О каком элементе немцам, согласно предисловию, ничего не было известно?

---------- ОТРЫВОК ТЕКСТА

Buch lesen: «Чудо-оружие. Как американцы искали ядерные секреты Третьего рейха»
© Мзареулов В.К., 2023
© ООО «Издательство Родина», 2023
Предисловие
Миф о непобедимости нацистов был развеян союзными армиями навсегда, но легенды о германском научном превосходстве все еще имеют хождение. После окончания войны прошло более двух лет1, но даже и сегодня не только далекие от науки люди, но и многие наши ученые и военные специалисты думают, что мы, включившись в отчаянную гонку с немцами за овладение секретом атомной бомбы, только благодаря чуду, вися буквально на волоске, оказались первыми.
Конечно, мы были втянуты в эту гонку, но, как теперь всем известно, она оказалась довольно односторонней и положение совсем не было таким отчаянным, как считали тогда. Дело в том, что немцы вовсе даже и не приближались к раскрытию секрета атомной бомбы. Темпы и направление, по которому они двигались, вызывают сомнения в возможности их успеха вообще в представляющий практический интерес отрезок времени. Прошли месяцы после того, как наши ученые доказали возможность изготовления атомной бомбы, а немцы все еще рассуждали об «урановой проблеме» и о возможности создания «урановой машины». Они все еще не знали, как получить цепную реакцию в урановом «котле»2, и им ничего не было известно о плутонии.

--------------------
---------- СПИСОК СТРОК

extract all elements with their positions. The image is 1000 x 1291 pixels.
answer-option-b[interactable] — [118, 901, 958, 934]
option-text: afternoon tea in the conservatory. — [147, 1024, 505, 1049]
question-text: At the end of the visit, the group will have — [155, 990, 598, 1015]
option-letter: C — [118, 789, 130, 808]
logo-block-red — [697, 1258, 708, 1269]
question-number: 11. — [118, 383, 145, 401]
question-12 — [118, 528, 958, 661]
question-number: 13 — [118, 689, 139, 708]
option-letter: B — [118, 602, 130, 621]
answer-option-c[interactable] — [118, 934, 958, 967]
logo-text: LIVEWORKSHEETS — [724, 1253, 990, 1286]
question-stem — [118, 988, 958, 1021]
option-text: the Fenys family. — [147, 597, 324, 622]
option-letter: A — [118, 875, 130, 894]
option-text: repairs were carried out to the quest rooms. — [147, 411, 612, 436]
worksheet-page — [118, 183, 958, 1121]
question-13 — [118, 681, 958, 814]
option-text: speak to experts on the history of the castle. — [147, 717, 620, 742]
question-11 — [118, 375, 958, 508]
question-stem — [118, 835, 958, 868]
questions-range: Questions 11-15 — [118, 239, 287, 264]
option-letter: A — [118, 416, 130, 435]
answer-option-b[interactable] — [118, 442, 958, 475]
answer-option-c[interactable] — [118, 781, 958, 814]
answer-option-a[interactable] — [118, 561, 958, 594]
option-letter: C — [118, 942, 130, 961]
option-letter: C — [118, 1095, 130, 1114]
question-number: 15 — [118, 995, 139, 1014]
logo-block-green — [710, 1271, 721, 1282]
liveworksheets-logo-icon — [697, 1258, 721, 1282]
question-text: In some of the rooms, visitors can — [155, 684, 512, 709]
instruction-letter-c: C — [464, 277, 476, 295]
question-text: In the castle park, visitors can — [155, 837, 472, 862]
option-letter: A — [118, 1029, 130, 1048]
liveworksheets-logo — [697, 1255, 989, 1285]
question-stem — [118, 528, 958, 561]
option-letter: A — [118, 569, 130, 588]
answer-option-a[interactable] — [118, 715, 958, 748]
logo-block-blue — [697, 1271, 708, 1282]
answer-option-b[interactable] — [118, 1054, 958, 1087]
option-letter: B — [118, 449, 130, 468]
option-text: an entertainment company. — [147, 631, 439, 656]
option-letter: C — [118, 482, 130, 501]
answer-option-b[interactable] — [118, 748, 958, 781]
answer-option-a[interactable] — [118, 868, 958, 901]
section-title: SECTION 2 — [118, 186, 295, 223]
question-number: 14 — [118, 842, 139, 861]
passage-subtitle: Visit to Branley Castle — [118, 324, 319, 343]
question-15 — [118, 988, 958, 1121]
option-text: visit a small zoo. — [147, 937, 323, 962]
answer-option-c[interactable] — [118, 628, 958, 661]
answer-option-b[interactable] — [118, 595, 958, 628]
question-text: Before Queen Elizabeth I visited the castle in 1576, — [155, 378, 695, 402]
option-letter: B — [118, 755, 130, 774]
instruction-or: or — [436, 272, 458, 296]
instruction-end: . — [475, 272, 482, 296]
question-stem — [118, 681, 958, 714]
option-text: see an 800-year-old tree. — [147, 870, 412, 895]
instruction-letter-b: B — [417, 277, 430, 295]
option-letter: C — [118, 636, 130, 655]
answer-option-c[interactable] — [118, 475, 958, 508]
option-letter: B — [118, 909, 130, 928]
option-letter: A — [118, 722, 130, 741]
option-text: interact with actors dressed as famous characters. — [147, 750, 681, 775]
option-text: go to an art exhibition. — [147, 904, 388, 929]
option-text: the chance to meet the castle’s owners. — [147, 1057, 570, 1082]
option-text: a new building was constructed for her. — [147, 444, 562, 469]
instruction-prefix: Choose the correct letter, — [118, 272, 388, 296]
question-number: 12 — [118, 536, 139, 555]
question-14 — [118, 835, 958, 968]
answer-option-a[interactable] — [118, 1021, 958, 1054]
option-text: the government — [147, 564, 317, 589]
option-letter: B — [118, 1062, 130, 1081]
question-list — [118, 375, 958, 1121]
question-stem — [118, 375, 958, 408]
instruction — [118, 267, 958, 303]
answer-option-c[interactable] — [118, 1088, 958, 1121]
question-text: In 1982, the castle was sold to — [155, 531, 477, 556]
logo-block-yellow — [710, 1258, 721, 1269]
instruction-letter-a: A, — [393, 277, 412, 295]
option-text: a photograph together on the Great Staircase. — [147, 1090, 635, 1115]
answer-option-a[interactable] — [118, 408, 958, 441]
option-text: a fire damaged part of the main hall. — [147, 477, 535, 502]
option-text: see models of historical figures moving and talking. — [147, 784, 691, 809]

--------------------

ВЕРНЫЙ ОТВЕТ: О плутонии.